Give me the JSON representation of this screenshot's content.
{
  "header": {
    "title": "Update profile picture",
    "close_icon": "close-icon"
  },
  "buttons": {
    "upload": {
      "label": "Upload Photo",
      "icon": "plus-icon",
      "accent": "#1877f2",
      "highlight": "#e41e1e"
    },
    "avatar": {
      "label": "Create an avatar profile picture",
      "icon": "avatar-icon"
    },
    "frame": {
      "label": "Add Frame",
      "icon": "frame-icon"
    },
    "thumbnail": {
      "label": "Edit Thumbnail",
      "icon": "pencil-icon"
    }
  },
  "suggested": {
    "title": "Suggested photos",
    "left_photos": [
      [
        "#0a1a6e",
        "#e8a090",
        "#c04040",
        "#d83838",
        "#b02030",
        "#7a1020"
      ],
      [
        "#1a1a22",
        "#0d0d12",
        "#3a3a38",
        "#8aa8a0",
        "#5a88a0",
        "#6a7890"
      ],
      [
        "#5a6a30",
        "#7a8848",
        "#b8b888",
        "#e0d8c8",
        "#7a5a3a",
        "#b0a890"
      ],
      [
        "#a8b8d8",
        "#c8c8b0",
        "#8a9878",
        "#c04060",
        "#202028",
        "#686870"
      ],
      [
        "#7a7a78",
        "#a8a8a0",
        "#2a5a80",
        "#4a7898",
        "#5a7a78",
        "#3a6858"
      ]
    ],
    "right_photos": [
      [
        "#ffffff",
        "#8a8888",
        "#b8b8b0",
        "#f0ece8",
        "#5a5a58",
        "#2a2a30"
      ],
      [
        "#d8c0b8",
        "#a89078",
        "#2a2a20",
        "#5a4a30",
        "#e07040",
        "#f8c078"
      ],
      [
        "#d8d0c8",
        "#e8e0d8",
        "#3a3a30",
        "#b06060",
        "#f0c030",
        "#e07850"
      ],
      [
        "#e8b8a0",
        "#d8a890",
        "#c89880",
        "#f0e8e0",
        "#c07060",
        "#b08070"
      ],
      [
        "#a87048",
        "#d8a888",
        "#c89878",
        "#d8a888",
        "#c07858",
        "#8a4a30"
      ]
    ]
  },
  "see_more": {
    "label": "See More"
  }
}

AIM OF THE TASK: Show the data once more, exactly as it was written.

WRITTEN SOLUTION:
Give me the JSON representation of this screenshot's content.
{
  "header": {
    "title": "Update profile picture",
    "close_icon": "close-icon"
  },
  "buttons": {
    "upload": {
      "label": "Upload Photo",
      "icon": "plus-icon",
      "accent": "#1877f2",
      "highlight": "#e41e1e"
    },
    "avatar": {
      "label": "Create an avatar profile picture",
      "icon": "avatar-icon"
    },
    "frame": {
      "label": "Add Frame",
      "icon": "frame-icon"
    },
    "thumbnail": {
      "label": "Edit Thumbnail",
      "icon": "pencil-icon"
    }
  },
  "suggested": {
    "title": "Suggested photos",
    "left_photos": [
      [
        "#0a1a6e",
        "#e8a090",
        "#c04040",
        "#d83838",
        "#b02030",
        "#7a1020"
      ],
      [
        "#1a1a22",
        "#0d0d12",
        "#3a3a38",
        "#8aa8a0",
        "#5a88a0",
        "#6a7890"
      ],
      [
        "#5a6a30",
        "#7a8848",
        "#b8b888",
        "#e0d8c8",
        "#7a5a3a",
        "#b0a890"
      ],
      [
        "#a8b8d8",
        "#c8c8b0",
        "#8a9878",
        "#c04060",
        "#202028",
        "#686870"
      ],
      [
        "#7a7a78",
        "#a8a8a0",
        "#2a5a80",
        "#4a7898",
        "#5a7a78",
        "#3a6858"
      ]
    ],
    "right_photos": [
      [
        "#ffffff",
        "#8a8888",
        "#b8b8b0",
        "#f0ece8",
        "#5a5a58",
        "#2a2a30"
      ],
      [
        "#d8c0b8",
        "#a89078",
        "#2a2a20",
        "#5a4a30",
        "#e07040",
        "#f8c078"
      ],
      [
        "#d8d0c8",
        "#e8e0d8",
        "#3a3a30",
        "#b06060",
        "#f0c030",
        "#e07850"
      ],
      [
        "#e8b8a0",
        "#d8a890",
        "#c89880",
        "#f0e8e0",
        "#c07060",
        "#b08070"
      ],
      [
        "#a87048",
        "#d8a888",
        "#c89878",
        "#d8a888",
        "#c07858",
        "#8a4a30"
      ]
    ]
  },
  "see_more": {
    "label": "See More"
  }
}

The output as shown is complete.